+++ 提示本文 +++

説明

非接触式センサを有するブレーキペダルアッセンブリ

非接触式位置センサを使用し、カム面に載るばね付勢式ローラを活用して従来式ブレーキペダルの感触をシミュレートするアッセンブリが提供されている。ペダルアッセンブリは、カム面を有する細長いブレーキサポートブラケットと、ばね付勢式ローラを有するペダルアームを含んでいる。ばね付勢式ローラアッセンブリは、ペダルアームの内方面又は近傍に取り付けられているか、又はペダルアームの両面に取り付けられている。ローラアッセンブリは、ペダルアームの内側面から伸張する固定脚と、ペダルアームに枢動式に取り付けられている可動脚を含んでいる。ローラに対する付勢力を生成するように、付勢部材がサポートの上を固定脚と可動端の間に伸張している。ペダルが押し下げられると、ローラがサポートブラケットのカム面に沿って動かされ、それによって、従来式ペダルアッセンブリの「感触」が作り出される。

【発明の詳細な説明】
【技術分野】
【0001】
(関連出願の相互参照)
本出願は、2009年8月18日出願の米国仮特許出願第61/234,822号の優先権を主張し、同仮特許出願をここに参考文献として援用する。

+++ データ抜粋 +++

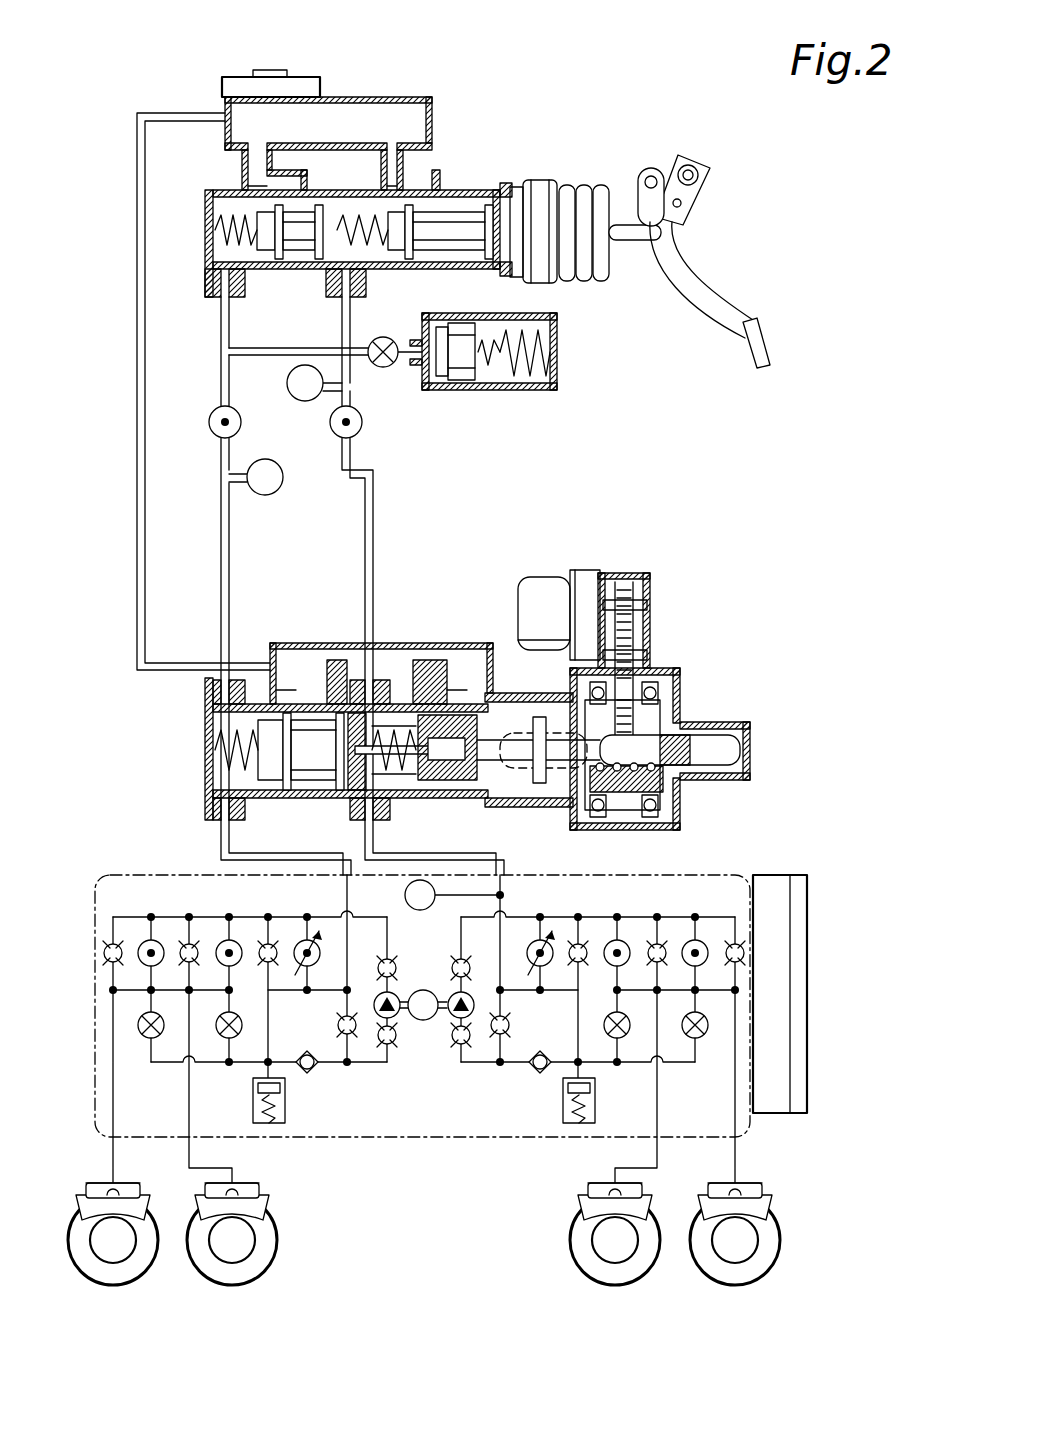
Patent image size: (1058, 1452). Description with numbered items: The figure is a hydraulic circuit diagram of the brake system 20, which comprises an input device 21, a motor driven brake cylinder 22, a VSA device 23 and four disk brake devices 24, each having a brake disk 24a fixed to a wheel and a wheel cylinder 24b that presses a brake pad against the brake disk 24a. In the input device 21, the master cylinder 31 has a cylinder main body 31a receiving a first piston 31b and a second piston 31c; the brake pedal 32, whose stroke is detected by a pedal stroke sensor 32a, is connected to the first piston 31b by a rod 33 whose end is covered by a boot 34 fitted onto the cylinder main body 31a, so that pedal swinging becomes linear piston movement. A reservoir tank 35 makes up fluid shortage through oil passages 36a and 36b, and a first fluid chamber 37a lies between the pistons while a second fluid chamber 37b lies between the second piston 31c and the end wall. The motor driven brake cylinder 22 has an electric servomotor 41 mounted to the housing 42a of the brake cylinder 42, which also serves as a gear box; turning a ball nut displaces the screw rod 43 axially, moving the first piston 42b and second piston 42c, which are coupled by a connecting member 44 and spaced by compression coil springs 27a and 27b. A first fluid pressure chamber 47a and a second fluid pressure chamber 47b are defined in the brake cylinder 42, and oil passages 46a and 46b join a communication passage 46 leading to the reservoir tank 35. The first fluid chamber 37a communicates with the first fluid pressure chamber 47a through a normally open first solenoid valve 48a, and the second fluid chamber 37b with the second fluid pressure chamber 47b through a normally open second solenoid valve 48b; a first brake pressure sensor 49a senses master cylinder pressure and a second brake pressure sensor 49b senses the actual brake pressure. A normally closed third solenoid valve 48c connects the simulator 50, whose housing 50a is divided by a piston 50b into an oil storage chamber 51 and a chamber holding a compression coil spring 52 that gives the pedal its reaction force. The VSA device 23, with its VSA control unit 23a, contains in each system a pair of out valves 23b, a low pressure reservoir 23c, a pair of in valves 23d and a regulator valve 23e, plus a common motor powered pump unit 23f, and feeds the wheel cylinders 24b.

+++

* _小課題 1_: ブレーキペダルアッセンブリに関する本文において、ばね付勢式ローラアッセンブリの取付位置として挙げられている箇所をすべて列挙してください。
* _小課題 2_: ブレーキペダルアッセンブリに関する本文から、"非接触式位置センサを使用し、"から"リの「感触」が作り出される。"までの部分を、そのまま抜き出してください。

* _結果 1_:
・ペダルアームの内方面
・ペダルアームの近傍
・ペダルアームの両面

* _結果 2_:
非接触式位置センサを使用し、カム面に載るばね付勢式ローラを活用して従来式ブレーキペダルの感触をシミュレートするアッセンブリが提供されている。ペダルアッセンブリは、カム面を有する細長いブレーキサポートブラケットと、ばね付勢式ローラを有するペダルアームを含んでいる。ばね付勢式ローラアッセンブリは、ペダルアームの内方面又は近傍に取り付けられているか、又はペダルアームの両面に取り付けられている。ローラアッセンブリは、ペダルアームの内側面から伸張する固定脚と、ペダルアームに枢動式に取り付けられている可動脚を含んでいる。ローラに対する付勢力を生成するように、付勢部材がサポートの上を固定脚と可動端の間に伸張している。ペダルが押し下げられると、ローラがサポートブラケットのカム面に沿って動かされ、それによって、従来式ペダルアッセンブリの「感触」が作り出される。